Records from a data source

(begin)

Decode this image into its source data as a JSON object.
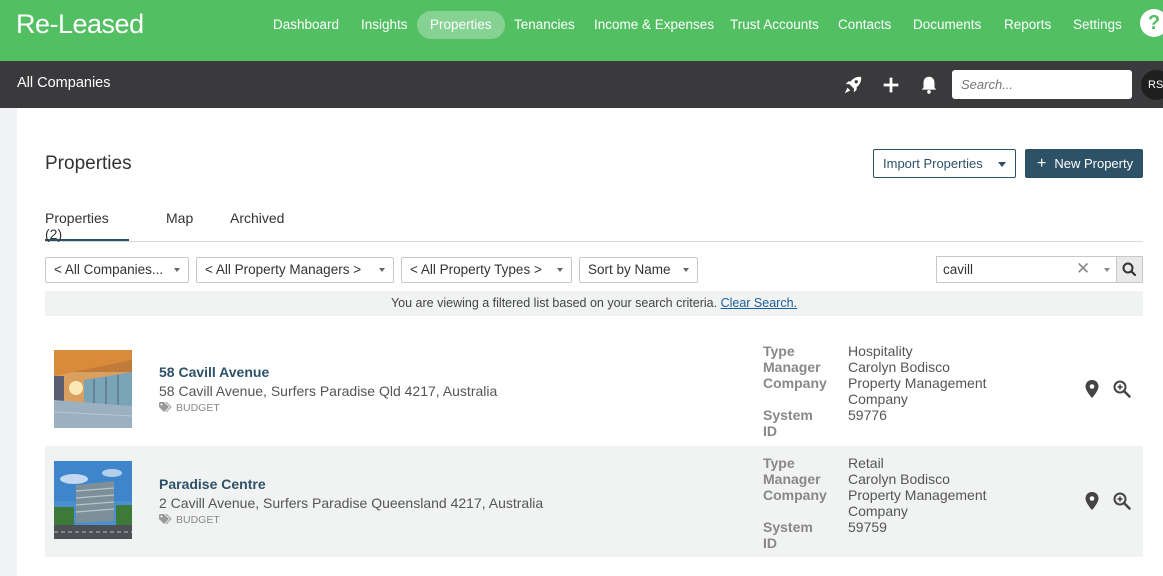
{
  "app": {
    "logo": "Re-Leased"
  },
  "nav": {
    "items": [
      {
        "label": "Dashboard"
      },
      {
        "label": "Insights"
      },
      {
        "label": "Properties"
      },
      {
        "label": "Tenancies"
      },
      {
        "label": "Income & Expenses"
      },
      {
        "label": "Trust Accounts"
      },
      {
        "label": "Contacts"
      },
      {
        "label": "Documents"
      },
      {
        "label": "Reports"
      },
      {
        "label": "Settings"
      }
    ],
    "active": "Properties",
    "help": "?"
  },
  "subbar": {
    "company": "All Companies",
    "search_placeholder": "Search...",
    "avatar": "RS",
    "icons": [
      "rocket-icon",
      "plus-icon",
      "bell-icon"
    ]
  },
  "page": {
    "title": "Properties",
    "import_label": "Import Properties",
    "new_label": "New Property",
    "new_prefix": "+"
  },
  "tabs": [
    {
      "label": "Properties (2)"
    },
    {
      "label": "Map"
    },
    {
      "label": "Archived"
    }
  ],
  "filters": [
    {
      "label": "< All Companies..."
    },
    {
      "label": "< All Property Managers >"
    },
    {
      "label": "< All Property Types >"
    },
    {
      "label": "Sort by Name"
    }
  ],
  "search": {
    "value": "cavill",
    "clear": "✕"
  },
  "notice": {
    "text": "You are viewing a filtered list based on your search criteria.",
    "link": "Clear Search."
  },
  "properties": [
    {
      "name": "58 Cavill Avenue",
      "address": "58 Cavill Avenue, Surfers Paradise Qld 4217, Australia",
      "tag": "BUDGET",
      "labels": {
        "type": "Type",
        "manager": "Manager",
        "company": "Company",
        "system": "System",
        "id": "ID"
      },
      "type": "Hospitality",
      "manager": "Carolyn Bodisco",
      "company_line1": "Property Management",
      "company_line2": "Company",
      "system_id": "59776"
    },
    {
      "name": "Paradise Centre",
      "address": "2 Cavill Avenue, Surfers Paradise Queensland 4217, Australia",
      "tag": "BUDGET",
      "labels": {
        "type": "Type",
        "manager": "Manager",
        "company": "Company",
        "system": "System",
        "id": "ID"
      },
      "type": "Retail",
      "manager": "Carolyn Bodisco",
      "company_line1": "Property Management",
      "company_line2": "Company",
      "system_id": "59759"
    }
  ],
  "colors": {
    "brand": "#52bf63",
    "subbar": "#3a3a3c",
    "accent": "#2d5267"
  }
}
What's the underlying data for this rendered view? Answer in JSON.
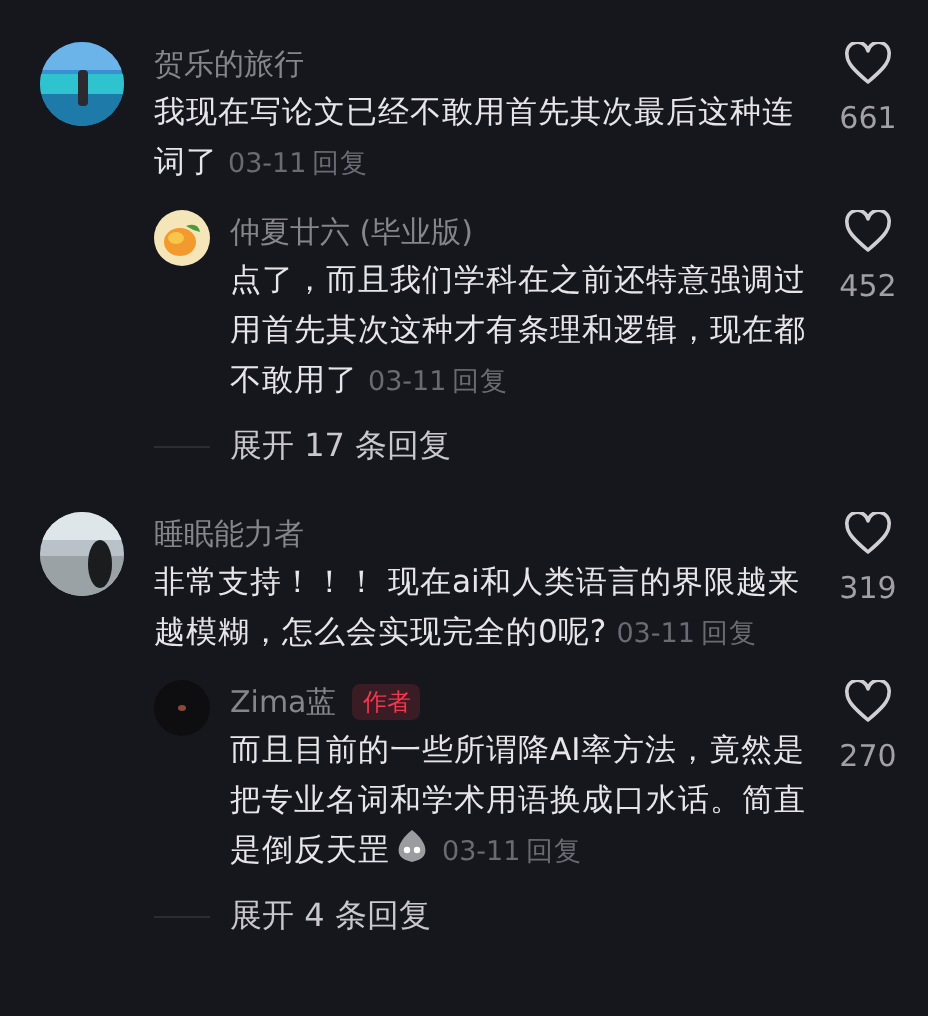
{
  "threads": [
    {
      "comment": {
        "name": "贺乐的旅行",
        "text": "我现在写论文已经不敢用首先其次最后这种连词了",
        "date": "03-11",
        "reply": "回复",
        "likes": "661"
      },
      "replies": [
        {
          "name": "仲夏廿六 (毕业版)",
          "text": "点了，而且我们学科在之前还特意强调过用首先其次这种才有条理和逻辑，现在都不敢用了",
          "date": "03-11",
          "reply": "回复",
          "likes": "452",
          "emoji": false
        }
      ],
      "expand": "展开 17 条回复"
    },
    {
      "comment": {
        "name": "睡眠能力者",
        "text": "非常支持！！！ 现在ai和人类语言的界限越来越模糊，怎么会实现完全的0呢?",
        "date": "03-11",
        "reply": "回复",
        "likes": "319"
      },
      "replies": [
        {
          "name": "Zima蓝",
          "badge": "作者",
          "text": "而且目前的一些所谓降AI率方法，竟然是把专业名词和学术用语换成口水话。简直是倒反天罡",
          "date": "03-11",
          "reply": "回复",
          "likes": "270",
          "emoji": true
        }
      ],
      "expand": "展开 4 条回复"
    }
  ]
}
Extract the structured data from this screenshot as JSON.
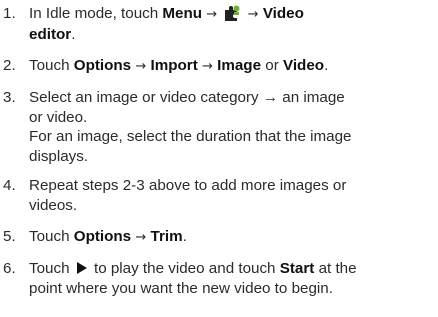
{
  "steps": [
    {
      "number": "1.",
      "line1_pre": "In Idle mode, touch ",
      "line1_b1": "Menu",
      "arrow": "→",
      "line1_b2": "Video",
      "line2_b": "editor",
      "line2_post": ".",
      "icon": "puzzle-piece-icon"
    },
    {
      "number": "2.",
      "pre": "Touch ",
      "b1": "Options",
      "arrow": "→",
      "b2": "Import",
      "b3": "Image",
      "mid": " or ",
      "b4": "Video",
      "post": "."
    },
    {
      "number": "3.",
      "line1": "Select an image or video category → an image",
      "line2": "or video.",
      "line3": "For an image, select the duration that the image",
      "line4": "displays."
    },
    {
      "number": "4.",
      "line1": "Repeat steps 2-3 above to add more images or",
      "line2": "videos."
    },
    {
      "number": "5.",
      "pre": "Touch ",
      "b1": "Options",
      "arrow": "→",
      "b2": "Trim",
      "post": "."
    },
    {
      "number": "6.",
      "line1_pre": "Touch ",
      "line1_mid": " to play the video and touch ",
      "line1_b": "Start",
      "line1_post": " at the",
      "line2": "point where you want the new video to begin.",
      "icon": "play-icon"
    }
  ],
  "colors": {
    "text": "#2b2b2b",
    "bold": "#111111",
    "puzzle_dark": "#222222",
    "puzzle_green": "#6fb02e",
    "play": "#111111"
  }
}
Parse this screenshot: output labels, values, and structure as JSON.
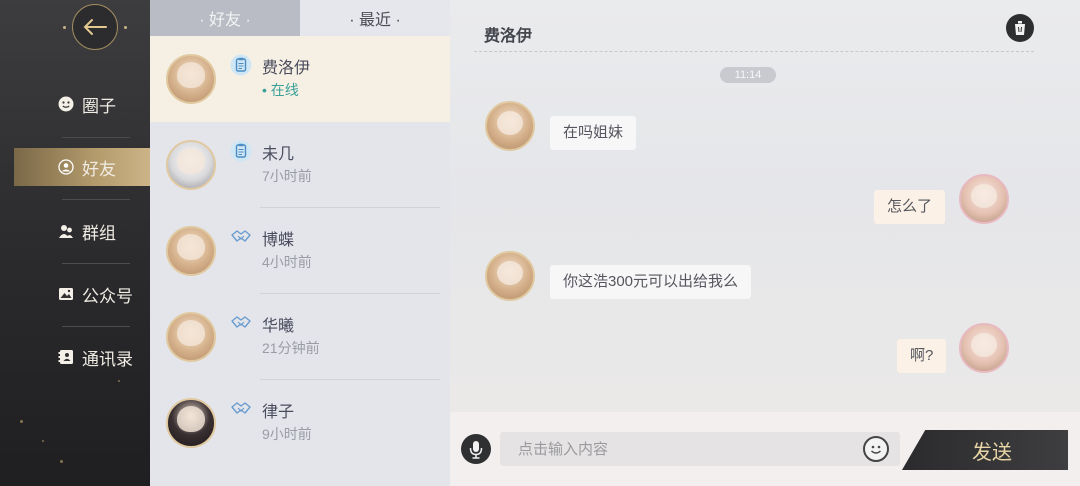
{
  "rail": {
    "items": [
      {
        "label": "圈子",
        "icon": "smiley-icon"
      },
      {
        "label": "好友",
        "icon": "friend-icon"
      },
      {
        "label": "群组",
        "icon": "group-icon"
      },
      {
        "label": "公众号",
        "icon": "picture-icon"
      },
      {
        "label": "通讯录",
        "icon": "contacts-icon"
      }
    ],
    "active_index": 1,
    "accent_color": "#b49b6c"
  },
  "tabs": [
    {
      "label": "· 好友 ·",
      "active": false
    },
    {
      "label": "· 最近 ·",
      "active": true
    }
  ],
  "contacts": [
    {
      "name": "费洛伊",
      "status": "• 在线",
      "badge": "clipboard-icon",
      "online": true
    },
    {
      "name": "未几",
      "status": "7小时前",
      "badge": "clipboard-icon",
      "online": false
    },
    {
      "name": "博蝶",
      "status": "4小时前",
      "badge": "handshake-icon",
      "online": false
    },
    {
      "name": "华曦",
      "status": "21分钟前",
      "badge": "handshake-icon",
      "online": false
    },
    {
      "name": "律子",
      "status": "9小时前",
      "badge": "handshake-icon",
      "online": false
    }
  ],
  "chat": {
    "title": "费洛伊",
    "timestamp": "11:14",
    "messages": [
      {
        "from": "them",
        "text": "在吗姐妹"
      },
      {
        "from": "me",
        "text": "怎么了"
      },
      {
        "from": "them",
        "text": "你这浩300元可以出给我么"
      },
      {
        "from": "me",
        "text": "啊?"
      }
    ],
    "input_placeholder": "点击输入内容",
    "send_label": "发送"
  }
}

(end)

**EXERCISE**
Write out the entries above verbatim; the pictures do not belong in your copy.

**WRITTEN RESPONSE**
Decode this image into its source data as a JSON object.
{
  "app": {
    "logo": "Re-Leased"
  },
  "nav": {
    "items": [
      {
        "label": "Dashboard"
      },
      {
        "label": "Insights"
      },
      {
        "label": "Properties"
      },
      {
        "label": "Tenancies"
      },
      {
        "label": "Income & Expenses"
      },
      {
        "label": "Trust Accounts"
      },
      {
        "label": "Contacts"
      },
      {
        "label": "Documents"
      },
      {
        "label": "Reports"
      },
      {
        "label": "Settings"
      }
    ],
    "active": "Properties",
    "help": "?"
  },
  "subbar": {
    "company": "All Companies",
    "search_placeholder": "Search...",
    "avatar": "RS",
    "icons": [
      "rocket-icon",
      "plus-icon",
      "bell-icon"
    ]
  },
  "page": {
    "title": "Properties",
    "import_label": "Import Properties",
    "new_label": "New Property",
    "new_prefix": "+"
  },
  "tabs": [
    {
      "label": "Properties (2)"
    },
    {
      "label": "Map"
    },
    {
      "label": "Archived"
    }
  ],
  "filters": [
    {
      "label": "< All Companies..."
    },
    {
      "label": "< All Property Managers >"
    },
    {
      "label": "< All Property Types >"
    },
    {
      "label": "Sort by Name"
    }
  ],
  "search": {
    "value": "cavill",
    "clear": "✕"
  },
  "notice": {
    "text": "You are viewing a filtered list based on your search criteria.",
    "link": "Clear Search."
  },
  "properties": [
    {
      "name": "58 Cavill Avenue",
      "address": "58 Cavill Avenue, Surfers Paradise Qld 4217, Australia",
      "tag": "BUDGET",
      "labels": {
        "type": "Type",
        "manager": "Manager",
        "company": "Company",
        "system": "System",
        "id": "ID"
      },
      "type": "Hospitality",
      "manager": "Carolyn Bodisco",
      "company_line1": "Property Management",
      "company_line2": "Company",
      "system_id": "59776"
    },
    {
      "name": "Paradise Centre",
      "address": "2 Cavill Avenue, Surfers Paradise Queensland 4217, Australia",
      "tag": "BUDGET",
      "labels": {
        "type": "Type",
        "manager": "Manager",
        "company": "Company",
        "system": "System",
        "id": "ID"
      },
      "type": "Retail",
      "manager": "Carolyn Bodisco",
      "company_line1": "Property Management",
      "company_line2": "Company",
      "system_id": "59759"
    }
  ],
  "colors": {
    "brand": "#52bf63",
    "subbar": "#3a3a3c",
    "accent": "#2d5267"
  }
}
What's the underlying data for this rendered view? Answer in JSON.
{
  "threads": [
    {
      "comment": {
        "name": "贺乐的旅行",
        "text": "我现在写论文已经不敢用首先其次最后这种连词了",
        "date": "03-11",
        "reply": "回复",
        "likes": "661"
      },
      "replies": [
        {
          "name": "仲夏廿六 (毕业版)",
          "text": "点了，而且我们学科在之前还特意强调过用首先其次这种才有条理和逻辑，现在都不敢用了",
          "date": "03-11",
          "reply": "回复",
          "likes": "452",
          "emoji": false
        }
      ],
      "expand": "展开 17 条回复"
    },
    {
      "comment": {
        "name": "睡眠能力者",
        "text": "非常支持！！！ 现在ai和人类语言的界限越来越模糊，怎么会实现完全的0呢?",
        "date": "03-11",
        "reply": "回复",
        "likes": "319"
      },
      "replies": [
        {
          "name": "Zima蓝",
          "badge": "作者",
          "text": "而且目前的一些所谓降AI率方法，竟然是把专业名词和学术用语换成口水话。简直是倒反天罡",
          "date": "03-11",
          "reply": "回复",
          "likes": "270",
          "emoji": true
        }
      ],
      "expand": "展开 4 条回复"
    }
  ]
}
Extract the structured data from this screenshot as JSON.
{
  "steps": [
    {
      "number": "1.",
      "line1_pre": "In Idle mode, touch ",
      "line1_b1": "Menu",
      "arrow": "→",
      "line1_b2": "Video",
      "line2_b": "editor",
      "line2_post": ".",
      "icon": "puzzle-piece-icon"
    },
    {
      "number": "2.",
      "pre": "Touch ",
      "b1": "Options",
      "arrow": "→",
      "b2": "Import",
      "b3": "Image",
      "mid": " or ",
      "b4": "Video",
      "post": "."
    },
    {
      "number": "3.",
      "line1": "Select an image or video category → an image",
      "line2": "or video.",
      "line3": "For an image, select the duration that the image",
      "line4": "displays."
    },
    {
      "number": "4.",
      "line1": "Repeat steps 2-3 above to add more images or",
      "line2": "videos."
    },
    {
      "number": "5.",
      "pre": "Touch ",
      "b1": "Options",
      "arrow": "→",
      "b2": "Trim",
      "post": "."
    },
    {
      "number": "6.",
      "line1_pre": "Touch ",
      "line1_mid": " to play the video and touch ",
      "line1_b": "Start",
      "line1_post": " at the",
      "line2": "point where you want the new video to begin.",
      "icon": "play-icon"
    }
  ],
  "colors": {
    "text": "#2b2b2b",
    "bold": "#111111",
    "puzzle_dark": "#222222",
    "puzzle_green": "#6fb02e",
    "play": "#111111"
  }
}
Parse this screenshot: output labels, values, and structure as JSON.
{
  "rail": {
    "items": [
      {
        "label": "圈子",
        "icon": "smiley-icon"
      },
      {
        "label": "好友",
        "icon": "friend-icon"
      },
      {
        "label": "群组",
        "icon": "group-icon"
      },
      {
        "label": "公众号",
        "icon": "picture-icon"
      },
      {
        "label": "通讯录",
        "icon": "contacts-icon"
      }
    ],
    "active_index": 1,
    "accent_color": "#b49b6c"
  },
  "tabs": [
    {
      "label": "· 好友 ·",
      "active": false
    },
    {
      "label": "· 最近 ·",
      "active": true
    }
  ],
  "contacts": [
    {
      "name": "费洛伊",
      "status": "• 在线",
      "badge": "clipboard-icon",
      "online": true
    },
    {
      "name": "未几",
      "status": "7小时前",
      "badge": "clipboard-icon",
      "online": false
    },
    {
      "name": "博蝶",
      "status": "4小时前",
      "badge": "handshake-icon",
      "online": false
    },
    {
      "name": "华曦",
      "status": "21分钟前",
      "badge": "handshake-icon",
      "online": false
    },
    {
      "name": "律子",
      "status": "9小时前",
      "badge": "handshake-icon",
      "online": false
    }
  ],
  "chat": {
    "title": "费洛伊",
    "timestamp": "11:14",
    "messages": [
      {
        "from": "them",
        "text": "在吗姐妹"
      },
      {
        "from": "me",
        "text": "怎么了"
      },
      {
        "from": "them",
        "text": "你这浩300元可以出给我么"
      },
      {
        "from": "me",
        "text": "啊?"
      }
    ],
    "input_placeholder": "点击输入内容",
    "send_label": "发送"
  }
}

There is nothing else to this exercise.